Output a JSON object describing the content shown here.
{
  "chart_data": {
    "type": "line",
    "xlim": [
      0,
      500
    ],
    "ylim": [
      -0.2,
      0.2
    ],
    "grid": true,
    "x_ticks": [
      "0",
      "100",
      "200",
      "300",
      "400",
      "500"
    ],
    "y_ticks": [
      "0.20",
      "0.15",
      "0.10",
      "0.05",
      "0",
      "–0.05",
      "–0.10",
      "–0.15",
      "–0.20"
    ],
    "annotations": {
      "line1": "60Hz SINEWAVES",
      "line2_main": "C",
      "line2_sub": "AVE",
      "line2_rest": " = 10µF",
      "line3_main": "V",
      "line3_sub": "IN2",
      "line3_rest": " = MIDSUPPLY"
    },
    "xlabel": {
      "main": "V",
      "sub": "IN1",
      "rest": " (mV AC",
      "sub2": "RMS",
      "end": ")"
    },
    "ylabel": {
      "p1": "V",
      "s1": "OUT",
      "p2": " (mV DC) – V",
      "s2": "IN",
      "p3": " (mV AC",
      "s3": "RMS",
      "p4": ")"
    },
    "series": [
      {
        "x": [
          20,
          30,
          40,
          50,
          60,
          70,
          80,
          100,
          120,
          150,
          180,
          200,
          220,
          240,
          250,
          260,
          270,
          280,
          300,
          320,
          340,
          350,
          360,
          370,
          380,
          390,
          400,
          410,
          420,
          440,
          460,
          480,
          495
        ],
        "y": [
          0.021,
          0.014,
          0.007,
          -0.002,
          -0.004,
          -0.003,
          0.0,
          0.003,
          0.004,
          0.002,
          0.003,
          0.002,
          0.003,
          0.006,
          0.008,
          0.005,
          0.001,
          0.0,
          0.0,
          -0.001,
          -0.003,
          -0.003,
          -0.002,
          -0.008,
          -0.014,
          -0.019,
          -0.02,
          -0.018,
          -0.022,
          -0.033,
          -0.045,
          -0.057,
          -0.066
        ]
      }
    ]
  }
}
::::::::::
THE EXERCISE: Repeat the records exactly, including every line.

REPLY:
Output a JSON object describing the content shown here.
{
  "chart_data": {
    "type": "line",
    "xlim": [
      0,
      500
    ],
    "ylim": [
      -0.2,
      0.2
    ],
    "grid": true,
    "x_ticks": [
      "0",
      "100",
      "200",
      "300",
      "400",
      "500"
    ],
    "y_ticks": [
      "0.20",
      "0.15",
      "0.10",
      "0.05",
      "0",
      "–0.05",
      "–0.10",
      "–0.15",
      "–0.20"
    ],
    "annotations": {
      "line1": "60Hz SINEWAVES",
      "line2_main": "C",
      "line2_sub": "AVE",
      "line2_rest": " = 10µF",
      "line3_main": "V",
      "line3_sub": "IN2",
      "line3_rest": " = MIDSUPPLY"
    },
    "xlabel": {
      "main": "V",
      "sub": "IN1",
      "rest": " (mV AC",
      "sub2": "RMS",
      "end": ")"
    },
    "ylabel": {
      "p1": "V",
      "s1": "OUT",
      "p2": " (mV DC) – V",
      "s2": "IN",
      "p3": " (mV AC",
      "s3": "RMS",
      "p4": ")"
    },
    "series": [
      {
        "x": [
          20,
          30,
          40,
          50,
          60,
          70,
          80,
          100,
          120,
          150,
          180,
          200,
          220,
          240,
          250,
          260,
          270,
          280,
          300,
          320,
          340,
          350,
          360,
          370,
          380,
          390,
          400,
          410,
          420,
          440,
          460,
          480,
          495
        ],
        "y": [
          0.021,
          0.014,
          0.007,
          -0.002,
          -0.004,
          -0.003,
          0.0,
          0.003,
          0.004,
          0.002,
          0.003,
          0.002,
          0.003,
          0.006,
          0.008,
          0.005,
          0.001,
          0.0,
          0.0,
          -0.001,
          -0.003,
          -0.003,
          -0.002,
          -0.008,
          -0.014,
          -0.019,
          -0.02,
          -0.018,
          -0.022,
          -0.033,
          -0.045,
          -0.057,
          -0.066
        ]
      }
    ]
  }
}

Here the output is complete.